Type out the records that follow, exactly as given.
════════════════
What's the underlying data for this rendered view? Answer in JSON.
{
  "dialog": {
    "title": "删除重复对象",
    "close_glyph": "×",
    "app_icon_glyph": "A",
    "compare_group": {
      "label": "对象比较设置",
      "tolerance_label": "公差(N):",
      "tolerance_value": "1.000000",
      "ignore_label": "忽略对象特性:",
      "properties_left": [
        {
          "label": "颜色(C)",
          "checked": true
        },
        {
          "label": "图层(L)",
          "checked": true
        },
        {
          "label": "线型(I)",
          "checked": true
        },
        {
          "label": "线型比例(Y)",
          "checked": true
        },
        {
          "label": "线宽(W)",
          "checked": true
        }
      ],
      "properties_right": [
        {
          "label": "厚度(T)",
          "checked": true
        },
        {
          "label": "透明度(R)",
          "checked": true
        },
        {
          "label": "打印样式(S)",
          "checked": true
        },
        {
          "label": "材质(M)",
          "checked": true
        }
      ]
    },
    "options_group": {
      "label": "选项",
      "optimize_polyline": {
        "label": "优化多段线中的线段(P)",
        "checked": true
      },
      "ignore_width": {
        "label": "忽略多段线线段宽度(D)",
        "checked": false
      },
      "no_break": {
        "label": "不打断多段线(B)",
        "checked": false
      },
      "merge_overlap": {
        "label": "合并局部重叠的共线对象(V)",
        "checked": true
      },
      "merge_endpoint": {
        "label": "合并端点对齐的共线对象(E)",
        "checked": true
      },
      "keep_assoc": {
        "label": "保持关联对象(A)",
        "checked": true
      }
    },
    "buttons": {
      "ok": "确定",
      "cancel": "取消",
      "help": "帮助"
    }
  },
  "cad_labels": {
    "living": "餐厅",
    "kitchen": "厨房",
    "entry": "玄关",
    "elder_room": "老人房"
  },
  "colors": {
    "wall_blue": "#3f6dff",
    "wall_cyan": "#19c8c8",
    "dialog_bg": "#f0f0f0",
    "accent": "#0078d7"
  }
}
════════════════
▶ [Task result]:
What's the underlying data for this rendered view? Answer in JSON.
{
  "dialog": {
    "title": "删除重复对象",
    "close_glyph": "×",
    "app_icon_glyph": "A",
    "compare_group": {
      "label": "对象比较设置",
      "tolerance_label": "公差(N):",
      "tolerance_value": "1.000000",
      "ignore_label": "忽略对象特性:",
      "properties_left": [
        {
          "label": "颜色(C)",
          "checked": true
        },
        {
          "label": "图层(L)",
          "checked": true
        },
        {
          "label": "线型(I)",
          "checked": true
        },
        {
          "label": "线型比例(Y)",
          "checked": true
        },
        {
          "label": "线宽(W)",
          "checked": true
        }
      ],
      "properties_right": [
        {
          "label": "厚度(T)",
          "checked": true
        },
        {
          "label": "透明度(R)",
          "checked": true
        },
        {
          "label": "打印样式(S)",
          "checked": true
        },
        {
          "label": "材质(M)",
          "checked": true
        }
      ]
    },
    "options_group": {
      "label": "选项",
      "optimize_polyline": {
        "label": "优化多段线中的线段(P)",
        "checked": true
      },
      "ignore_width": {
        "label": "忽略多段线线段宽度(D)",
        "checked": false
      },
      "no_break": {
        "label": "不打断多段线(B)",
        "checked": false
      },
      "merge_overlap": {
        "label": "合并局部重叠的共线对象(V)",
        "checked": true
      },
      "merge_endpoint": {
        "label": "合并端点对齐的共线对象(E)",
        "checked": true
      },
      "keep_assoc": {
        "label": "保持关联对象(A)",
        "checked": true
      }
    },
    "buttons": {
      "ok": "确定",
      "cancel": "取消",
      "help": "帮助"
    }
  },
  "cad_labels": {
    "living": "餐厅",
    "kitchen": "厨房",
    "entry": "玄关",
    "elder_room": "老人房"
  },
  "colors": {
    "wall_blue": "#3f6dff",
    "wall_cyan": "#19c8c8",
    "dialog_bg": "#f0f0f0",
    "accent": "#0078d7"
  }
}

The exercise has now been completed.